[Dataset items]
----------------

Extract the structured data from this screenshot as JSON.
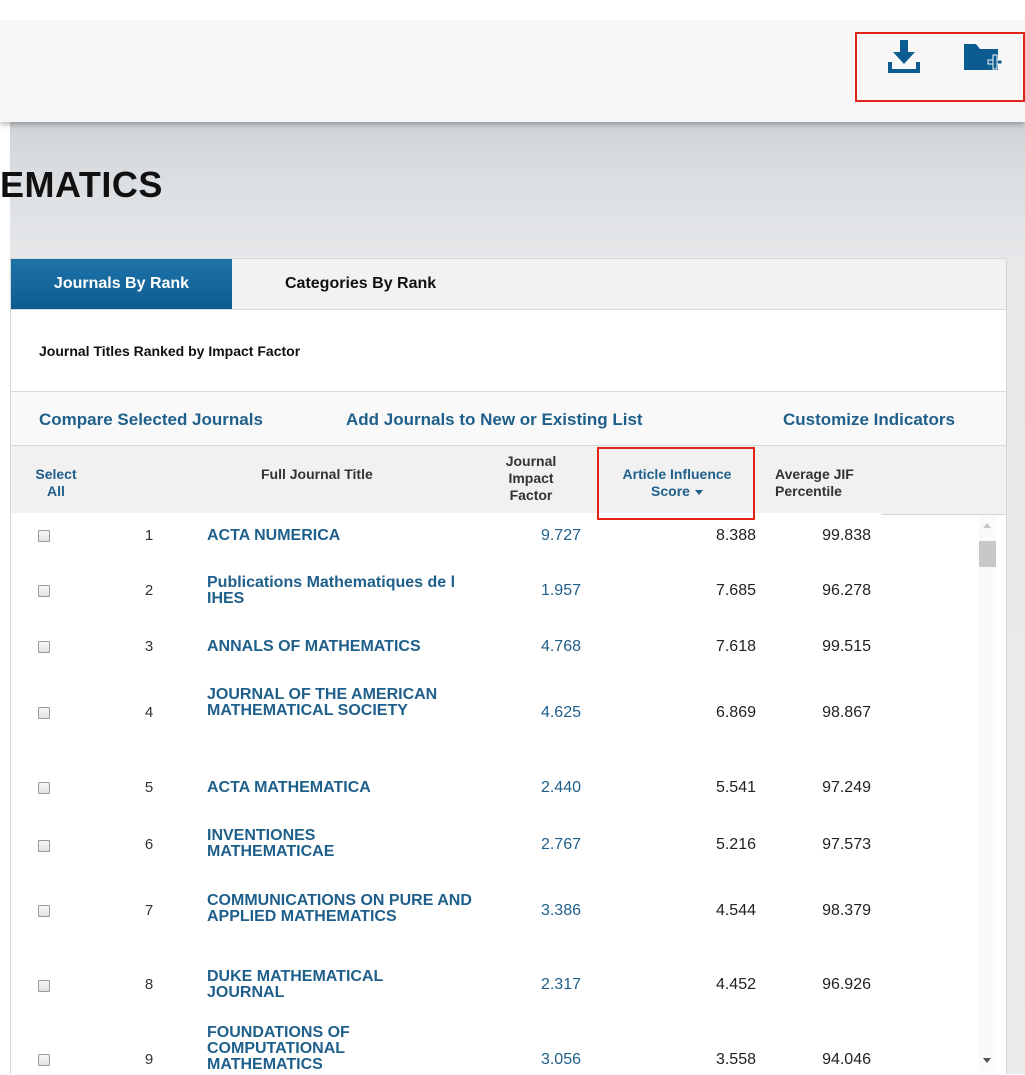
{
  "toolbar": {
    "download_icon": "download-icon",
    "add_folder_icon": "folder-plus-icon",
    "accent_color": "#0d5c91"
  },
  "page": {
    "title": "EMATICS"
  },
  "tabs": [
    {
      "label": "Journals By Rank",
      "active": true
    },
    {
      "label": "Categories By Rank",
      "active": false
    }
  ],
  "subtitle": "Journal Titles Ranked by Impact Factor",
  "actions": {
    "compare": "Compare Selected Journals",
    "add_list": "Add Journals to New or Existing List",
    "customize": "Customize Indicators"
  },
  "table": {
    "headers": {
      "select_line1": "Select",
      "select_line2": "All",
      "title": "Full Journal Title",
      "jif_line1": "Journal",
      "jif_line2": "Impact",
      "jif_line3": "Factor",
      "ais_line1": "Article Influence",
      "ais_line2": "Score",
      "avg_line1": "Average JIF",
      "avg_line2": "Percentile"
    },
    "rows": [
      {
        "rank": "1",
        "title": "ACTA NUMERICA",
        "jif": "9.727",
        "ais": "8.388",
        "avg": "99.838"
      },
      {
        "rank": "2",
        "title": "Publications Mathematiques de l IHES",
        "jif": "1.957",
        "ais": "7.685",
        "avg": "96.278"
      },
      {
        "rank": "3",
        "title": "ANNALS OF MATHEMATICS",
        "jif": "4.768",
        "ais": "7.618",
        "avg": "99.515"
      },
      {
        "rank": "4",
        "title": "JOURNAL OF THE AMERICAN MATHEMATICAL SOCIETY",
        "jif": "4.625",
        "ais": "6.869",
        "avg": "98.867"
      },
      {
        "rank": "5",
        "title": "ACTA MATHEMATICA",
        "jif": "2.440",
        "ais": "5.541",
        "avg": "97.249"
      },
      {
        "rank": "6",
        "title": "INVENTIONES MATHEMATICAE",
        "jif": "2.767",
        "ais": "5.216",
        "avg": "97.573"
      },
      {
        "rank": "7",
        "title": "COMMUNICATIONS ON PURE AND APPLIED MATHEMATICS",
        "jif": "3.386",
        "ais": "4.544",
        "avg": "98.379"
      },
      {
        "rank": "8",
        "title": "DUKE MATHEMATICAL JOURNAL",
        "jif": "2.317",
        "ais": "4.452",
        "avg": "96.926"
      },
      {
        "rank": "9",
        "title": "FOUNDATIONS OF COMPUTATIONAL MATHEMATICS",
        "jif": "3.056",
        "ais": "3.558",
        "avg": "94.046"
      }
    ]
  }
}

----------------

▶ **To be done**: Write out the material above once more, exactly as it reads, with no pictures.

▶ **Answer in full**:
Extract the structured data from this screenshot as JSON.
{
  "toolbar": {
    "download_icon": "download-icon",
    "add_folder_icon": "folder-plus-icon",
    "accent_color": "#0d5c91"
  },
  "page": {
    "title": "EMATICS"
  },
  "tabs": [
    {
      "label": "Journals By Rank",
      "active": true
    },
    {
      "label": "Categories By Rank",
      "active": false
    }
  ],
  "subtitle": "Journal Titles Ranked by Impact Factor",
  "actions": {
    "compare": "Compare Selected Journals",
    "add_list": "Add Journals to New or Existing List",
    "customize": "Customize Indicators"
  },
  "table": {
    "headers": {
      "select_line1": "Select",
      "select_line2": "All",
      "title": "Full Journal Title",
      "jif_line1": "Journal",
      "jif_line2": "Impact",
      "jif_line3": "Factor",
      "ais_line1": "Article Influence",
      "ais_line2": "Score",
      "avg_line1": "Average JIF",
      "avg_line2": "Percentile"
    },
    "rows": [
      {
        "rank": "1",
        "title": "ACTA NUMERICA",
        "jif": "9.727",
        "ais": "8.388",
        "avg": "99.838"
      },
      {
        "rank": "2",
        "title": "Publications Mathematiques de l IHES",
        "jif": "1.957",
        "ais": "7.685",
        "avg": "96.278"
      },
      {
        "rank": "3",
        "title": "ANNALS OF MATHEMATICS",
        "jif": "4.768",
        "ais": "7.618",
        "avg": "99.515"
      },
      {
        "rank": "4",
        "title": "JOURNAL OF THE AMERICAN MATHEMATICAL SOCIETY",
        "jif": "4.625",
        "ais": "6.869",
        "avg": "98.867"
      },
      {
        "rank": "5",
        "title": "ACTA MATHEMATICA",
        "jif": "2.440",
        "ais": "5.541",
        "avg": "97.249"
      },
      {
        "rank": "6",
        "title": "INVENTIONES MATHEMATICAE",
        "jif": "2.767",
        "ais": "5.216",
        "avg": "97.573"
      },
      {
        "rank": "7",
        "title": "COMMUNICATIONS ON PURE AND APPLIED MATHEMATICS",
        "jif": "3.386",
        "ais": "4.544",
        "avg": "98.379"
      },
      {
        "rank": "8",
        "title": "DUKE MATHEMATICAL JOURNAL",
        "jif": "2.317",
        "ais": "4.452",
        "avg": "96.926"
      },
      {
        "rank": "9",
        "title": "FOUNDATIONS OF COMPUTATIONAL MATHEMATICS",
        "jif": "3.056",
        "ais": "3.558",
        "avg": "94.046"
      }
    ]
  }
}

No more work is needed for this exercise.